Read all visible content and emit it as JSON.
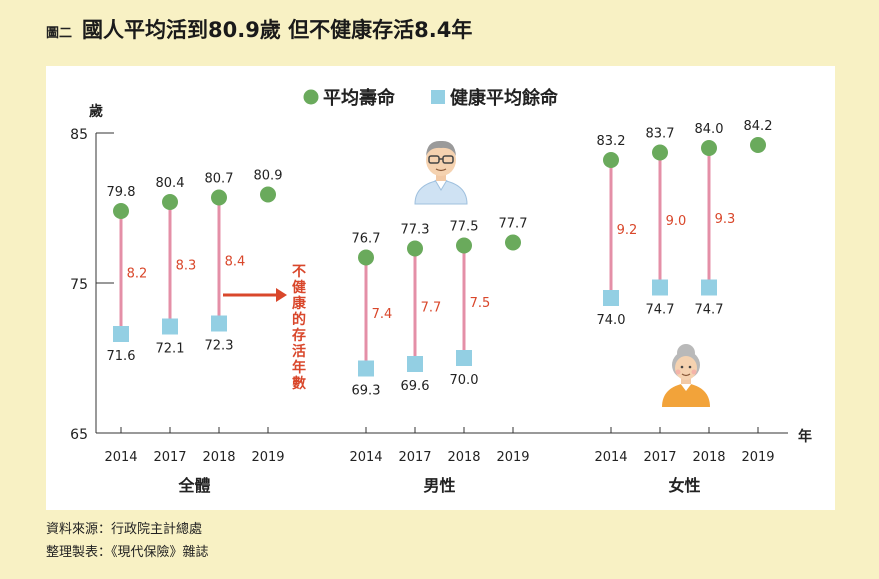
{
  "figure_number": "圖二",
  "title": "國人平均活到80.9歲 但不健康存活8.4年",
  "chart_data": {
    "type": "scatter",
    "y_unit": "歲",
    "x_unit": "年",
    "ylim": [
      65,
      85
    ],
    "y_ticks": [
      65,
      75,
      85
    ],
    "legend": [
      {
        "name": "平均壽命",
        "color": "#6aaa5c",
        "shape": "circle"
      },
      {
        "name": "健康平均餘命",
        "color": "#93cfe3",
        "shape": "square"
      }
    ],
    "groups": [
      {
        "name": "全體",
        "years": [
          "2014",
          "2017",
          "2018",
          "2019"
        ],
        "life_expectancy": [
          79.8,
          80.4,
          80.7,
          80.9
        ],
        "healthy_life_expectancy": [
          71.6,
          72.1,
          72.3,
          null
        ],
        "unhealthy_years": [
          8.2,
          8.3,
          8.4,
          null
        ]
      },
      {
        "name": "男性",
        "years": [
          "2014",
          "2017",
          "2018",
          "2019"
        ],
        "life_expectancy": [
          76.7,
          77.3,
          77.5,
          77.7
        ],
        "healthy_life_expectancy": [
          69.3,
          69.6,
          70.0,
          null
        ],
        "unhealthy_years": [
          7.4,
          7.7,
          7.5,
          null
        ]
      },
      {
        "name": "女性",
        "years": [
          "2014",
          "2017",
          "2018",
          "2019"
        ],
        "life_expectancy": [
          83.2,
          83.7,
          84.0,
          84.2
        ],
        "healthy_life_expectancy": [
          74.0,
          74.7,
          74.7,
          null
        ],
        "unhealthy_years": [
          9.2,
          9.0,
          9.3,
          null
        ]
      }
    ],
    "annotation": "不健康的存活年數",
    "colors": {
      "life": "#6aaa5c",
      "healthy": "#93cfe3",
      "range_line": "#e48fa7",
      "gap_text": "#d9472b",
      "arrow": "#d9472b"
    }
  },
  "source_lines": [
    "資料來源：行政院主計總處",
    "整理製表：《現代保險》雜誌"
  ]
}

◆ ◆ ◆ ◆ ◆

■ Task
Find the word "name" in the entries, and copy every line it shows up in.

■ Task result
        "name": "平均壽命",
        "name": "健康平均餘命",
        "name": "全體",
        "name": "男性",
        "name": "女性",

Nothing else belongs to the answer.